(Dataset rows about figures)
============
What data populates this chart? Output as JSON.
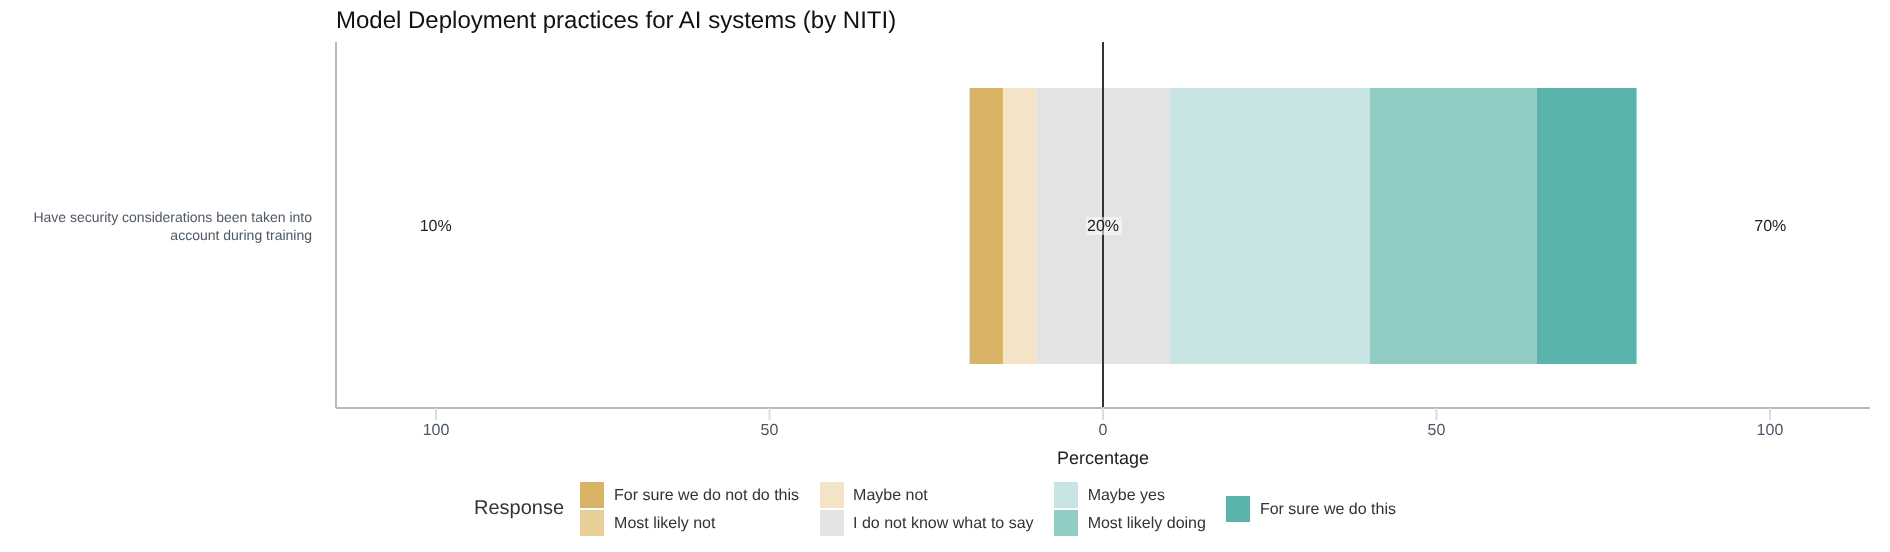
{
  "chart_data": {
    "type": "bar",
    "orientation": "horizontal",
    "title": "Model Deployment practices for AI systems (by NITI)",
    "xlabel": "Percentage",
    "legend_title": "Response",
    "categories": [
      "Have security considerations been taken into account during training"
    ],
    "series": [
      {
        "name": "For sure we do not do this",
        "color": "#d9b365",
        "values": [
          5
        ],
        "base": [
          -20
        ]
      },
      {
        "name": "Most likely not",
        "color": "#e8cf98",
        "values": [
          null
        ],
        "base": [
          null
        ]
      },
      {
        "name": "Maybe not",
        "color": "#f3e4c8",
        "values": [
          5
        ],
        "base": [
          -15
        ]
      },
      {
        "name": "I do not know what to say",
        "color": "#e3e3e3",
        "values": [
          20
        ],
        "base": [
          -10
        ]
      },
      {
        "name": "Maybe yes",
        "color": "#c8e5e3",
        "values": [
          30
        ],
        "base": [
          10
        ]
      },
      {
        "name": "Most likely doing",
        "color": "#91ccc5",
        "values": [
          25
        ],
        "base": [
          40
        ]
      },
      {
        "name": "For sure we do this",
        "color": "#5ab3aa",
        "values": [
          15
        ],
        "base": [
          65
        ]
      }
    ],
    "xlim": [
      -115,
      115
    ],
    "xticks": [
      {
        "value": -100,
        "label": "100"
      },
      {
        "value": -50,
        "label": "50"
      },
      0,
      50,
      100
    ],
    "ref_lines": [
      {
        "axis": "x",
        "value": 0,
        "color": "#333333"
      }
    ],
    "annotations": [
      "10%",
      "20%",
      "70%"
    ],
    "legend": "bottom",
    "grid": false
  }
}
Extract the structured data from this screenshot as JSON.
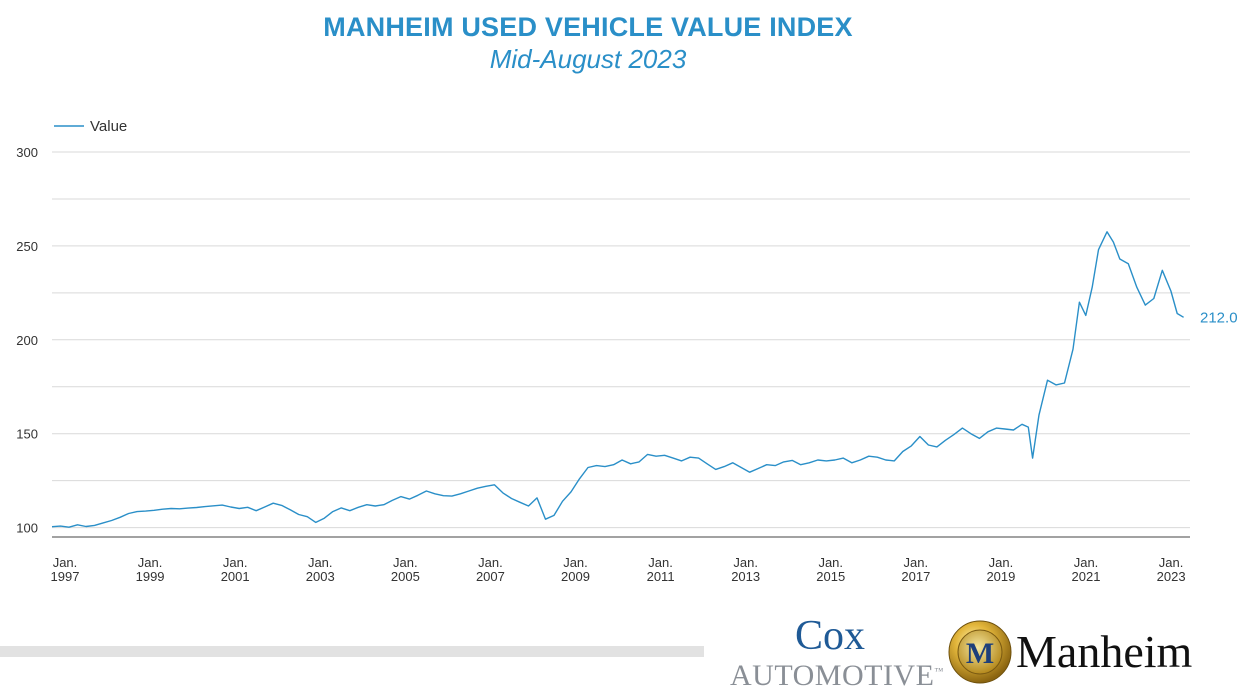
{
  "header": {
    "title": "MANHEIM USED VEHICLE VALUE INDEX",
    "subtitle": "Mid-August 2023"
  },
  "footer": {
    "cox_top": "Cox",
    "cox_bottom": "AUTOMOTIVE",
    "cox_tm": "™",
    "manheim_text": "Manheim",
    "manheim_badge": "M"
  },
  "colors": {
    "line": "#2a8fc8",
    "title": "#2a8fc8",
    "grid": "#d9d9d9"
  },
  "chart_data": {
    "type": "line",
    "title": "MANHEIM USED VEHICLE VALUE INDEX",
    "subtitle": "Mid-August 2023",
    "legend": {
      "position": "top-left",
      "entries": [
        "Value"
      ]
    },
    "ylim": [
      95,
      300
    ],
    "yticks": [
      100,
      150,
      200,
      250,
      300
    ],
    "xlim": [
      1997.0,
      2023.75
    ],
    "xticks": [
      {
        "x": 1997,
        "line1": "Jan.",
        "line2": "1997"
      },
      {
        "x": 1999,
        "line1": "Jan.",
        "line2": "1999"
      },
      {
        "x": 2001,
        "line1": "Jan.",
        "line2": "2001"
      },
      {
        "x": 2003,
        "line1": "Jan.",
        "line2": "2003"
      },
      {
        "x": 2005,
        "line1": "Jan.",
        "line2": "2005"
      },
      {
        "x": 2007,
        "line1": "Jan.",
        "line2": "2007"
      },
      {
        "x": 2009,
        "line1": "Jan.",
        "line2": "2009"
      },
      {
        "x": 2011,
        "line1": "Jan.",
        "line2": "2011"
      },
      {
        "x": 2013,
        "line1": "Jan.",
        "line2": "2013"
      },
      {
        "x": 2015,
        "line1": "Jan.",
        "line2": "2015"
      },
      {
        "x": 2017,
        "line1": "Jan.",
        "line2": "2017"
      },
      {
        "x": 2019,
        "line1": "Jan.",
        "line2": "2019"
      },
      {
        "x": 2021,
        "line1": "Jan.",
        "line2": "2021"
      },
      {
        "x": 2023,
        "line1": "Jan.",
        "line2": "2023"
      }
    ],
    "grid": true,
    "last_value_label": "212.0",
    "series": [
      {
        "name": "Value",
        "points": [
          [
            1997.0,
            100.5
          ],
          [
            1997.2,
            100.8
          ],
          [
            1997.4,
            100.2
          ],
          [
            1997.6,
            101.5
          ],
          [
            1997.8,
            100.6
          ],
          [
            1998.0,
            101.2
          ],
          [
            1998.2,
            102.5
          ],
          [
            1998.4,
            103.8
          ],
          [
            1998.6,
            105.5
          ],
          [
            1998.8,
            107.5
          ],
          [
            1999.0,
            108.5
          ],
          [
            1999.2,
            108.8
          ],
          [
            1999.4,
            109.2
          ],
          [
            1999.6,
            109.8
          ],
          [
            1999.8,
            110.2
          ],
          [
            2000.0,
            110.0
          ],
          [
            2000.2,
            110.4
          ],
          [
            2000.4,
            110.7
          ],
          [
            2000.6,
            111.2
          ],
          [
            2000.8,
            111.6
          ],
          [
            2001.0,
            112.0
          ],
          [
            2001.2,
            111.0
          ],
          [
            2001.4,
            110.2
          ],
          [
            2001.6,
            110.8
          ],
          [
            2001.8,
            109.0
          ],
          [
            2002.0,
            111.0
          ],
          [
            2002.2,
            113.0
          ],
          [
            2002.4,
            111.8
          ],
          [
            2002.6,
            109.5
          ],
          [
            2002.8,
            107.0
          ],
          [
            2003.0,
            105.8
          ],
          [
            2003.2,
            102.8
          ],
          [
            2003.4,
            105.0
          ],
          [
            2003.6,
            108.5
          ],
          [
            2003.8,
            110.5
          ],
          [
            2004.0,
            109.0
          ],
          [
            2004.2,
            110.8
          ],
          [
            2004.4,
            112.2
          ],
          [
            2004.6,
            111.5
          ],
          [
            2004.8,
            112.2
          ],
          [
            2005.0,
            114.5
          ],
          [
            2005.2,
            116.5
          ],
          [
            2005.4,
            115.2
          ],
          [
            2005.6,
            117.2
          ],
          [
            2005.8,
            119.5
          ],
          [
            2006.0,
            118.0
          ],
          [
            2006.2,
            117.0
          ],
          [
            2006.4,
            116.8
          ],
          [
            2006.6,
            118.0
          ],
          [
            2006.8,
            119.5
          ],
          [
            2007.0,
            121.0
          ],
          [
            2007.2,
            122.0
          ],
          [
            2007.4,
            122.8
          ],
          [
            2007.6,
            118.5
          ],
          [
            2007.8,
            115.5
          ],
          [
            2008.0,
            113.5
          ],
          [
            2008.2,
            111.5
          ],
          [
            2008.4,
            115.8
          ],
          [
            2008.6,
            104.5
          ],
          [
            2008.8,
            106.5
          ],
          [
            2009.0,
            114.0
          ],
          [
            2009.2,
            119.0
          ],
          [
            2009.4,
            126.0
          ],
          [
            2009.6,
            132.0
          ],
          [
            2009.8,
            133.0
          ],
          [
            2010.0,
            132.5
          ],
          [
            2010.2,
            133.5
          ],
          [
            2010.4,
            136.0
          ],
          [
            2010.6,
            134.0
          ],
          [
            2010.8,
            135.0
          ],
          [
            2011.0,
            139.0
          ],
          [
            2011.2,
            138.0
          ],
          [
            2011.4,
            138.5
          ],
          [
            2011.6,
            137.0
          ],
          [
            2011.8,
            135.5
          ],
          [
            2012.0,
            137.5
          ],
          [
            2012.2,
            137.0
          ],
          [
            2012.4,
            134.0
          ],
          [
            2012.6,
            131.0
          ],
          [
            2012.8,
            132.5
          ],
          [
            2013.0,
            134.5
          ],
          [
            2013.2,
            132.0
          ],
          [
            2013.4,
            129.5
          ],
          [
            2013.6,
            131.5
          ],
          [
            2013.8,
            133.5
          ],
          [
            2014.0,
            133.0
          ],
          [
            2014.2,
            135.0
          ],
          [
            2014.4,
            135.8
          ],
          [
            2014.6,
            133.5
          ],
          [
            2014.8,
            134.5
          ],
          [
            2015.0,
            136.0
          ],
          [
            2015.2,
            135.5
          ],
          [
            2015.4,
            136.0
          ],
          [
            2015.6,
            137.0
          ],
          [
            2015.8,
            134.5
          ],
          [
            2016.0,
            136.0
          ],
          [
            2016.2,
            138.0
          ],
          [
            2016.4,
            137.5
          ],
          [
            2016.6,
            136.0
          ],
          [
            2016.8,
            135.5
          ],
          [
            2017.0,
            140.5
          ],
          [
            2017.2,
            143.5
          ],
          [
            2017.4,
            148.5
          ],
          [
            2017.6,
            144.0
          ],
          [
            2017.8,
            143.0
          ],
          [
            2018.0,
            146.5
          ],
          [
            2018.2,
            149.5
          ],
          [
            2018.4,
            153.0
          ],
          [
            2018.6,
            150.0
          ],
          [
            2018.8,
            147.5
          ],
          [
            2019.0,
            151.0
          ],
          [
            2019.2,
            153.0
          ],
          [
            2019.4,
            152.5
          ],
          [
            2019.6,
            152.0
          ],
          [
            2019.8,
            155.0
          ],
          [
            2019.95,
            153.5
          ],
          [
            2020.05,
            137.0
          ],
          [
            2020.2,
            160.0
          ],
          [
            2020.4,
            178.5
          ],
          [
            2020.6,
            176.0
          ],
          [
            2020.8,
            177.0
          ],
          [
            2021.0,
            195.0
          ],
          [
            2021.15,
            220.0
          ],
          [
            2021.3,
            213.0
          ],
          [
            2021.45,
            228.0
          ],
          [
            2021.6,
            248.0
          ],
          [
            2021.8,
            257.5
          ],
          [
            2021.95,
            252.0
          ],
          [
            2022.1,
            243.0
          ],
          [
            2022.3,
            240.5
          ],
          [
            2022.5,
            228.0
          ],
          [
            2022.7,
            218.5
          ],
          [
            2022.9,
            222.0
          ],
          [
            2023.1,
            237.0
          ],
          [
            2023.3,
            226.0
          ],
          [
            2023.45,
            214.0
          ],
          [
            2023.6,
            212.0
          ]
        ]
      }
    ]
  }
}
============
● TASK REQUIREMENTS:
Filter the records above for lines containing the word "subtitle", and copy those lines.

● PROBLEM SOLUTION:
    "subtitle": "Mid-August 2023"
    "subtitle": "Mid-August 2023",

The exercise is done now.